**Supplied passage:**
++++++++
Major depression often emerges in adolescence, and a new study finds serious inequities in treatment for depression between adolescents of different racial and ethnic backgrounds. White teens were found to still more likely get depression treatment than other racial groups of adolescents — in some cases more than double.
In a study in the February 2011 issue of the Journal of the American Academy of Child and Adolescent Psychiatry (JAACAP), researchers from the Rollins School of Public Health at Emory University in Atlanta analyzed five years of data (2004-2008) collected from the National Survey of Drug Use and Health (NSDUH).
The study evaluated a national representative sample of 7,704 adolescents, from 12 to 17 years of age, who were diagnosed with major depression within the past year. Researchers studied the differences in treatment for depression across four racial/ethnic groups of adolescents with major depression (i.e., non-Hispanic whites, blacks, Hispanics, and Asians).
++++++++
**Data provided:**
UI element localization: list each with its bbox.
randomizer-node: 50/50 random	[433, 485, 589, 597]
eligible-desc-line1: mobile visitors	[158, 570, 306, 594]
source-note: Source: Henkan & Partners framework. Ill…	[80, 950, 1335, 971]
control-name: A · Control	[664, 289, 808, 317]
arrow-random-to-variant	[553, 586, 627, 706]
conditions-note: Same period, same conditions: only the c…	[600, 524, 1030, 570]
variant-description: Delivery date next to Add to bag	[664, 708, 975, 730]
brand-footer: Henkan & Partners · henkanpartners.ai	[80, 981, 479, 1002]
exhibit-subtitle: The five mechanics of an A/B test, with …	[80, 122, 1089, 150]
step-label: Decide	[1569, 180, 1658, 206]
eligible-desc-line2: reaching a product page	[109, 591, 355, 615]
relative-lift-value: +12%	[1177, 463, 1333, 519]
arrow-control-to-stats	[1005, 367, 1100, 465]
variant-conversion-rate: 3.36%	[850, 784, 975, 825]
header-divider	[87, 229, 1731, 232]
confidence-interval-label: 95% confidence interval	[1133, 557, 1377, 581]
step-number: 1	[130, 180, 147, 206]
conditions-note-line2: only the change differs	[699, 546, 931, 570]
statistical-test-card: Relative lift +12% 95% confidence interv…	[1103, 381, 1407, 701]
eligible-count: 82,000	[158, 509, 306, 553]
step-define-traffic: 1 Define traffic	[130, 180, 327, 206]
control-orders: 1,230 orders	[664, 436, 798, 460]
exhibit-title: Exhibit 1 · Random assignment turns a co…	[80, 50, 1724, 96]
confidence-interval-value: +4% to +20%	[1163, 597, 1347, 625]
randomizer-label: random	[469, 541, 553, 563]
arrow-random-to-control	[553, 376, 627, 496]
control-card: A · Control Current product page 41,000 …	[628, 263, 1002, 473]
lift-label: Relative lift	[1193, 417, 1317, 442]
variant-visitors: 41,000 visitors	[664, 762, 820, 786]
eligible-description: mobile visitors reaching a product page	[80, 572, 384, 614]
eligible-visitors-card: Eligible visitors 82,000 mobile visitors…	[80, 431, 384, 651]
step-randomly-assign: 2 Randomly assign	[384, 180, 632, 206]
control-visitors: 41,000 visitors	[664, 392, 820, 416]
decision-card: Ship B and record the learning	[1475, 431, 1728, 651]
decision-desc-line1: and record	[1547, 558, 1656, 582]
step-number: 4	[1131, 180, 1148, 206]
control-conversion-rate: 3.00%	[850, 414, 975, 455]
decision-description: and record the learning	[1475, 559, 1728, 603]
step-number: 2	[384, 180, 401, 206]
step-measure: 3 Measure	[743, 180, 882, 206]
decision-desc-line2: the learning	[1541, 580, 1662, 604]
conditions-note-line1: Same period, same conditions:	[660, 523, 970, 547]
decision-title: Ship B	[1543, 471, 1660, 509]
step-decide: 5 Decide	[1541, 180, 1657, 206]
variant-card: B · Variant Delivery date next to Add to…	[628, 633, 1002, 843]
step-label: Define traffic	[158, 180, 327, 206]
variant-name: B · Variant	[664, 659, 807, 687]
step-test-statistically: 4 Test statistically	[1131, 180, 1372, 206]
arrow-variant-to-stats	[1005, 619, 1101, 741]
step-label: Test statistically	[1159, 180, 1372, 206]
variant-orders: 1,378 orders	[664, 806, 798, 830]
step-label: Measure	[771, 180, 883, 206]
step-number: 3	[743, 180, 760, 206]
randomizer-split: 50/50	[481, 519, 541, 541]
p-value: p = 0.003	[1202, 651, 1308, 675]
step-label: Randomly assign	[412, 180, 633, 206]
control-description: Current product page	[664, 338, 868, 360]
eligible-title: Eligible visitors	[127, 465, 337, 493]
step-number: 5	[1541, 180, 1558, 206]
++++++++
**Problem description:**
Print the whole passage about the study on depression treatment among teens of different racial and ethnic groups again, word for word.

**Response:**
Major depression often emerges in adolescence, and a new study finds serious inequities in treatment for depression between adolescents of different racial and ethnic backgrounds. White teens were found to still more likely get depression treatment than other racial groups of adolescents — in some cases more than double.
In a study in the February 2011 issue of the Journal of the American Academy of Child and Adolescent Psychiatry (JAACAP), researchers from the Rollins School of Public Health at Emory University in Atlanta analyzed five years of data (2004-2008) collected from the National Survey of Drug Use and Health (NSDUH).
The study evaluated a national representative sample of 7,704 adolescents, from 12 to 17 years of age, who were diagnosed with major depression within the past year. Researchers studied the differences in treatment for depression across four racial/ethnic groups of adolescents with major depression (i.e., non-Hispanic whites, blacks, Hispanics, and Asians).